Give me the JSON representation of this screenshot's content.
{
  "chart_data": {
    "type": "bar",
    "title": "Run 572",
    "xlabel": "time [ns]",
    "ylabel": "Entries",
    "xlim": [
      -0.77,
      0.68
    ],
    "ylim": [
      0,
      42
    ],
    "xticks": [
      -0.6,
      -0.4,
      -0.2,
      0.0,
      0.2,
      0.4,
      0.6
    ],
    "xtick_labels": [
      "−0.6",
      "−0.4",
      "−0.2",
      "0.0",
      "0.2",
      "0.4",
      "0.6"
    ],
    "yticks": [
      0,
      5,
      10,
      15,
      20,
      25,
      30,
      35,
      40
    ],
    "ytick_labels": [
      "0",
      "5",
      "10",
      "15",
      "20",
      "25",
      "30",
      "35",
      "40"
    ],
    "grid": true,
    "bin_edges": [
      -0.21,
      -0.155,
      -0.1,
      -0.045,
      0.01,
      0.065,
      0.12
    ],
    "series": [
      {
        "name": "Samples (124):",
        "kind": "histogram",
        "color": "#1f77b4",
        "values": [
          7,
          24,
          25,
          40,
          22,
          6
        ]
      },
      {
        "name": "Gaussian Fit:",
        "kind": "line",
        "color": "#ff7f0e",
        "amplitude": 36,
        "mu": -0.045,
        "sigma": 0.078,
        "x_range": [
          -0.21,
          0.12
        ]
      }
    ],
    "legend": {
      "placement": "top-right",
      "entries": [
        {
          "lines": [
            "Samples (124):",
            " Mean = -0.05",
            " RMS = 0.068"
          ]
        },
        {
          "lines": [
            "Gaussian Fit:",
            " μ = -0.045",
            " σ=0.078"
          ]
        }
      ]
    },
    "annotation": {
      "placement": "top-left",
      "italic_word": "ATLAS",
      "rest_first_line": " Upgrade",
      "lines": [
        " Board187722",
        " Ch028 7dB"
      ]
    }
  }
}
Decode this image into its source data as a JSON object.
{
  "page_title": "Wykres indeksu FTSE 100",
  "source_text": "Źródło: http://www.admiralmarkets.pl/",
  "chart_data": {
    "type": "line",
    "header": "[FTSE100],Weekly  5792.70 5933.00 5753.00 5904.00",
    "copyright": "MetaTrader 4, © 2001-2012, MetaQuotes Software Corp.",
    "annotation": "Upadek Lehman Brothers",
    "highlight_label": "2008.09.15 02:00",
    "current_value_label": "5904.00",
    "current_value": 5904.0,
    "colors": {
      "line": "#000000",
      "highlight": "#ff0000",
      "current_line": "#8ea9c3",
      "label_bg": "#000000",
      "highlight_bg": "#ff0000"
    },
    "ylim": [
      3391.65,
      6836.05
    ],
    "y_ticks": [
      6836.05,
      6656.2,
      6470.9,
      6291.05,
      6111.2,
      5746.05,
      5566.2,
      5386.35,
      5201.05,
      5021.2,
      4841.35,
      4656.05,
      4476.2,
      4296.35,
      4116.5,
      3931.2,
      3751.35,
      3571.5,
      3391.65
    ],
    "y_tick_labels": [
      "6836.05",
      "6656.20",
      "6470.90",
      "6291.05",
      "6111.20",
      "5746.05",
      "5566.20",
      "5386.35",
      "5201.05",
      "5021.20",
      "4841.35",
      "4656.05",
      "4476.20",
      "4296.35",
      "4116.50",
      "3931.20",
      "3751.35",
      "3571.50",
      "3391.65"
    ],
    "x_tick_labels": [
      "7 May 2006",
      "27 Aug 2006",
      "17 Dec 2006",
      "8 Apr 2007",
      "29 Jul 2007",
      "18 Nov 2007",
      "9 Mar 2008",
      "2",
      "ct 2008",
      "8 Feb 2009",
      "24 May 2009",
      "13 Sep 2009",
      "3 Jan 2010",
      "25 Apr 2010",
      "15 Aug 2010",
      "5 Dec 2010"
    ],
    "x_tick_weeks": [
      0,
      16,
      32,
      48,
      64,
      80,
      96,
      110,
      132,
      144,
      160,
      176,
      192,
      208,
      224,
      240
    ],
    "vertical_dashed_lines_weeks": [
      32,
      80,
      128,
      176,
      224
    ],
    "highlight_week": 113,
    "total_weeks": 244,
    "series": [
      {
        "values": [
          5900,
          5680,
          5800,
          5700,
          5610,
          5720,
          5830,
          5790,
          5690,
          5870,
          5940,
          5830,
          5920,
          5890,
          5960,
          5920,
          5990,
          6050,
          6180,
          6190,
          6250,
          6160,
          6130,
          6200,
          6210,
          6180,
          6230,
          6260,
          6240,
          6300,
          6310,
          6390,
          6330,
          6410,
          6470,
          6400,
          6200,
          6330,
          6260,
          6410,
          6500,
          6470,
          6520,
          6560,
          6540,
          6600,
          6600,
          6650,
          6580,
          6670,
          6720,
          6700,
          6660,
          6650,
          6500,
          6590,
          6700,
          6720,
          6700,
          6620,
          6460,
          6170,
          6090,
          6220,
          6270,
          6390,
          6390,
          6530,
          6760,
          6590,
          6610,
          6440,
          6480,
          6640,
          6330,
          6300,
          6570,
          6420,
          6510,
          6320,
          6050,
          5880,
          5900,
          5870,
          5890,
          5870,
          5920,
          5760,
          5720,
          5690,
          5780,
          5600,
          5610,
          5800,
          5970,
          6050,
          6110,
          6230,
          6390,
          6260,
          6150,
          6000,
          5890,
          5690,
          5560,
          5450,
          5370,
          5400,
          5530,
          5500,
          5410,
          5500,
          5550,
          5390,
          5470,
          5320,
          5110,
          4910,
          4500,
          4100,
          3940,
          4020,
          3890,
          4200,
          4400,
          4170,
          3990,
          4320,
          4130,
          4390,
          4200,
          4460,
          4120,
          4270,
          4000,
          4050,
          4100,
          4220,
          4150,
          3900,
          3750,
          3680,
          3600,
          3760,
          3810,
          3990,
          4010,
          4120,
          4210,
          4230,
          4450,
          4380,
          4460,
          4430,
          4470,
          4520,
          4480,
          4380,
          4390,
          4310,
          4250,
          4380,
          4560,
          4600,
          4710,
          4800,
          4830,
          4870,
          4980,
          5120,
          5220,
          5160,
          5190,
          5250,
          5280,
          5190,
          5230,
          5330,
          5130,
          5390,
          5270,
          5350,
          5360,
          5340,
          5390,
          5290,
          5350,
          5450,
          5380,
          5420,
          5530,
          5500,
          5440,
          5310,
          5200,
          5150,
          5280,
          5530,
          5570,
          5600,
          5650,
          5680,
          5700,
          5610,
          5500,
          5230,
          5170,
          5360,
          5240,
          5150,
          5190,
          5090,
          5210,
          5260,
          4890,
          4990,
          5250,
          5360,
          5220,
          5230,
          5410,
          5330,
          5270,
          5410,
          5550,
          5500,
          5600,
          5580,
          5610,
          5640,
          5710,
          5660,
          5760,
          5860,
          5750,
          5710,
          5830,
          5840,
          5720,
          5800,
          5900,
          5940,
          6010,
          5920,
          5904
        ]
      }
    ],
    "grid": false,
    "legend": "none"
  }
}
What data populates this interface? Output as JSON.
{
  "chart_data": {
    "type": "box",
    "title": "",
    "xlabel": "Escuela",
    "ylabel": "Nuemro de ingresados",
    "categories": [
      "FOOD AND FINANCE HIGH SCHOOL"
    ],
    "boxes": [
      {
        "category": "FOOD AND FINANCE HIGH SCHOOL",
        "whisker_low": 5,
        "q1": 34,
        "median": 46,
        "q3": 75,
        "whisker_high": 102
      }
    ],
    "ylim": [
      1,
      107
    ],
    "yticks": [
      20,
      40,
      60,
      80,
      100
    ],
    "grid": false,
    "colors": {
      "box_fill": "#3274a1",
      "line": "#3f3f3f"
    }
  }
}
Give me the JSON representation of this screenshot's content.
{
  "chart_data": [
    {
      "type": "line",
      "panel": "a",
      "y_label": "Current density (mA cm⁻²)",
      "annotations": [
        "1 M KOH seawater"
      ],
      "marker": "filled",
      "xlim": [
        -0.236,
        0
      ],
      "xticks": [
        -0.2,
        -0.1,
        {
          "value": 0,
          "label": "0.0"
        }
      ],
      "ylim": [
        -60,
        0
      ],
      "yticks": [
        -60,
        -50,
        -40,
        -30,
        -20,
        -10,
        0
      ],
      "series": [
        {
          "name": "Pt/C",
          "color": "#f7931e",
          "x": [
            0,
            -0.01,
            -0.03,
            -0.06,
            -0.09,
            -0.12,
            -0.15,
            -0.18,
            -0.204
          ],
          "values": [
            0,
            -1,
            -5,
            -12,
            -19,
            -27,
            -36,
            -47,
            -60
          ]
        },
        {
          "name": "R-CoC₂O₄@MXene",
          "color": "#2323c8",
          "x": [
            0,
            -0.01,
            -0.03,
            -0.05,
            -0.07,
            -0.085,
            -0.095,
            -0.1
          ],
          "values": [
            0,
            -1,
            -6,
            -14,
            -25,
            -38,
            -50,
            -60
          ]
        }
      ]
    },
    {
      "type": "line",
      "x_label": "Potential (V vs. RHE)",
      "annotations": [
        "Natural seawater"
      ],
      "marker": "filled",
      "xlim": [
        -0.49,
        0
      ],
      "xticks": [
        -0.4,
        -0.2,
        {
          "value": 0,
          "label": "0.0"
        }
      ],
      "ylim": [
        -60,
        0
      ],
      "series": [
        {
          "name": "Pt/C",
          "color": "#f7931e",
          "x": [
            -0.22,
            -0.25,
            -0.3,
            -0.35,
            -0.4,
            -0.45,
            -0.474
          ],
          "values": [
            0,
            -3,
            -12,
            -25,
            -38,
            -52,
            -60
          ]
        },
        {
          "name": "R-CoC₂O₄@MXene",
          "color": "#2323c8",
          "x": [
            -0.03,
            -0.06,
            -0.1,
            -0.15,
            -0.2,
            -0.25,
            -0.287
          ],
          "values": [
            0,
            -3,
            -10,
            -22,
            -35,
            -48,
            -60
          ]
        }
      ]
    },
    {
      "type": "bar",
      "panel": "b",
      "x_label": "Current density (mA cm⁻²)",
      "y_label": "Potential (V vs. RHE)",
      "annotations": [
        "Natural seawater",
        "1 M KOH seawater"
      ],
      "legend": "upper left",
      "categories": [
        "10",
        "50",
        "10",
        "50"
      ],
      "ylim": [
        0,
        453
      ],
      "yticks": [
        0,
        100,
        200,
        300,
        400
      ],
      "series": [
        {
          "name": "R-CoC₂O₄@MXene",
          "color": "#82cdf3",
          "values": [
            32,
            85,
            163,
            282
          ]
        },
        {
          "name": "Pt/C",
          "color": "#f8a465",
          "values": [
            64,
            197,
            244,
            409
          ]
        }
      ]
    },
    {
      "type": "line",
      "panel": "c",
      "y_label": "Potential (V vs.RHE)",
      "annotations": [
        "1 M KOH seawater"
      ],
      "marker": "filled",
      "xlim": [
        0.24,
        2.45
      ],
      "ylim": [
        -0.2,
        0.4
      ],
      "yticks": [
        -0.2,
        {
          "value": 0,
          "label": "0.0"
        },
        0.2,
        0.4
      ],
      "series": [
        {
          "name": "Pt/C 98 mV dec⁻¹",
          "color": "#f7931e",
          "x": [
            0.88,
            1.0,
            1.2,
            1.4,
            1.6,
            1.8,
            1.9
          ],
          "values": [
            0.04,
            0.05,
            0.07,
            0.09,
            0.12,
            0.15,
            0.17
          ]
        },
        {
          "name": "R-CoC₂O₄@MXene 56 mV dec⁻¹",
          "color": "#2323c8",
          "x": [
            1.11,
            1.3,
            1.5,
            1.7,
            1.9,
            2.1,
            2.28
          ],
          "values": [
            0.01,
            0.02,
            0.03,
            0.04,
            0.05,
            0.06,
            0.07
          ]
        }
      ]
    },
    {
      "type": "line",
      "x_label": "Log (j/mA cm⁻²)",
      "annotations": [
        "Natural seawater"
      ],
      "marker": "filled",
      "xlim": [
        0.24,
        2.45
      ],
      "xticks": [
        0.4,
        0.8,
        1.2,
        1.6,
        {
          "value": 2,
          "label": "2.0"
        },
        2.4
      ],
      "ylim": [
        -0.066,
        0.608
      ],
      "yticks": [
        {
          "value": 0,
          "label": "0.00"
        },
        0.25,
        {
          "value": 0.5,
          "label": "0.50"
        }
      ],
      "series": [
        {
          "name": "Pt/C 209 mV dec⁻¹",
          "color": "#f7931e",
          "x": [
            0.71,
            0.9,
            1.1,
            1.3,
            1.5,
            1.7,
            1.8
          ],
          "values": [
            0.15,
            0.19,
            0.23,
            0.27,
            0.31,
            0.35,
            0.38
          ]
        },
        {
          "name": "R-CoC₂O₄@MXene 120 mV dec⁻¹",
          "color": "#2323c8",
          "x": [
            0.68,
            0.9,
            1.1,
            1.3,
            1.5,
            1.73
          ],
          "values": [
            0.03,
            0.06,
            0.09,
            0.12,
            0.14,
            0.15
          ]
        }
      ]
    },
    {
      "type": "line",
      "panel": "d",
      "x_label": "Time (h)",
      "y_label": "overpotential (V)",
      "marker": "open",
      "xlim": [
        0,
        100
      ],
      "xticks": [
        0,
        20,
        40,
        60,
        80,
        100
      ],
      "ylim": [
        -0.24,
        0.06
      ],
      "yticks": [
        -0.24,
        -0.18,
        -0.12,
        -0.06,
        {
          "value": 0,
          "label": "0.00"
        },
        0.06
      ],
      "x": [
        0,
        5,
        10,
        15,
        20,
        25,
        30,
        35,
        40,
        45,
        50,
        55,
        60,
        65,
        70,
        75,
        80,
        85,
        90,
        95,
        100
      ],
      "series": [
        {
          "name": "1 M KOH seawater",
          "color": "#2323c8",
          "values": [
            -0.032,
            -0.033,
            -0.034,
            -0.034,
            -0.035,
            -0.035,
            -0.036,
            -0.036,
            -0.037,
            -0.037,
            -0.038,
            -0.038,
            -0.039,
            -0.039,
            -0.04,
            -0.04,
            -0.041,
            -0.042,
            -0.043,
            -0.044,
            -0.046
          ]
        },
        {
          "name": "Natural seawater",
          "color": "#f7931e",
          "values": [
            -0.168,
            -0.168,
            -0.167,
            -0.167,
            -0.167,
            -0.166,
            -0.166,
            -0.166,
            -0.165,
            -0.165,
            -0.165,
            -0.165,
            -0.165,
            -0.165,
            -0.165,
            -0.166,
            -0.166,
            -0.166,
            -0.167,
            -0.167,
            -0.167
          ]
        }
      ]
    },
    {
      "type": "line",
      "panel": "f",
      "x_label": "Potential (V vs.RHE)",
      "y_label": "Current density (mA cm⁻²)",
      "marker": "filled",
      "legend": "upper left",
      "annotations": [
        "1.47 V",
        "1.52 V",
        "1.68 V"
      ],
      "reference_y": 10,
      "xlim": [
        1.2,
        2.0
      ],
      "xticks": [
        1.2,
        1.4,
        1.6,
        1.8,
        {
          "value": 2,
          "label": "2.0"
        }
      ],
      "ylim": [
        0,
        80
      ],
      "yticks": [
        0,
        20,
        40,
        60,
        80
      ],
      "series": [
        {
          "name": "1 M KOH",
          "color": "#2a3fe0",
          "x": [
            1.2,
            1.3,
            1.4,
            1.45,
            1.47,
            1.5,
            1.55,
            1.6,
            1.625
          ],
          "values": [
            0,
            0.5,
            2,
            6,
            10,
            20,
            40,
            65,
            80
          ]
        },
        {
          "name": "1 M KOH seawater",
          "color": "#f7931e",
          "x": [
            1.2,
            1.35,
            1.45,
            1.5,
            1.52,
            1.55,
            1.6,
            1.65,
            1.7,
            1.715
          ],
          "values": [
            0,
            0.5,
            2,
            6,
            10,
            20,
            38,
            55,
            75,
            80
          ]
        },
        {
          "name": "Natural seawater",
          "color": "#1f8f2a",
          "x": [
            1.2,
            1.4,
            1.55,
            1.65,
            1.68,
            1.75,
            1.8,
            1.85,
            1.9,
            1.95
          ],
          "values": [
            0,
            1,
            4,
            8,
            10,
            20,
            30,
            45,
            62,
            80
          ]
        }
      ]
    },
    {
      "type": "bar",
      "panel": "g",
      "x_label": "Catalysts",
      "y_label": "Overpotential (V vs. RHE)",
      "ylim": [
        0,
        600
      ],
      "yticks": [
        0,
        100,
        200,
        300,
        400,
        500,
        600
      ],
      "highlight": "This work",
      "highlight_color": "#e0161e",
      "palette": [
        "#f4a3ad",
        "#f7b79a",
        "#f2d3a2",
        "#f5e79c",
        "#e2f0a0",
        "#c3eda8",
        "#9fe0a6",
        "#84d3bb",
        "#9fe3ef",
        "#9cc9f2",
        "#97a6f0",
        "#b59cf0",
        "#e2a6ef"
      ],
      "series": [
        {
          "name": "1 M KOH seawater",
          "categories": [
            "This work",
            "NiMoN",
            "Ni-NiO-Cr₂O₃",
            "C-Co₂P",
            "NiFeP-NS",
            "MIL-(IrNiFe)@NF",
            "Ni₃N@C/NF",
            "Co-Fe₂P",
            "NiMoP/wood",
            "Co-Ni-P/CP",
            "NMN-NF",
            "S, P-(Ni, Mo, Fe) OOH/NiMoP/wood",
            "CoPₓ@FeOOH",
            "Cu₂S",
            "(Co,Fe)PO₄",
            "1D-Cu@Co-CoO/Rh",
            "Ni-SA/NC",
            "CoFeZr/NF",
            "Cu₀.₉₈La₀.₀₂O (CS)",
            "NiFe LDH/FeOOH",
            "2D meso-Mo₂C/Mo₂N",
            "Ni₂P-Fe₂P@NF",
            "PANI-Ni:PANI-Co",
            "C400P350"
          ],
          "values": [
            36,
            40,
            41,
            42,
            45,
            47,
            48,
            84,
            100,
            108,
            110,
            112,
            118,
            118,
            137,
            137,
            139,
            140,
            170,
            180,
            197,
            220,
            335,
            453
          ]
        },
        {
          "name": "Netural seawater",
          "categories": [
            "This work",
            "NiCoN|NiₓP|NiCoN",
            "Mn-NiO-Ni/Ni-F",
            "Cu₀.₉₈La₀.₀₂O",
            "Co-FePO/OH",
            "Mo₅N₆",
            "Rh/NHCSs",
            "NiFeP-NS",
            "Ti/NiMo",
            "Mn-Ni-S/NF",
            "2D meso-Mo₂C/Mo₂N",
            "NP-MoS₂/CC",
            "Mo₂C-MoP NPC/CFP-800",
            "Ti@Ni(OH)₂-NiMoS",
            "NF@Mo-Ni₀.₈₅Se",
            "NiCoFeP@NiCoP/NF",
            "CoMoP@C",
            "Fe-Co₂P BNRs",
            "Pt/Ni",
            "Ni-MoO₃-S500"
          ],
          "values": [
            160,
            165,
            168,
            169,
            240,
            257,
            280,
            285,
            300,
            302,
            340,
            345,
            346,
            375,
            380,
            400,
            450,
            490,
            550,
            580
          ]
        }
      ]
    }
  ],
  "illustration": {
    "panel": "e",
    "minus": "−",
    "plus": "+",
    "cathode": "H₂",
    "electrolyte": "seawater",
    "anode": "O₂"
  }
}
========
Going through the data above, count the lines where the string "categories" appears, and answer with only that number.

* **Solution to the problem**: 4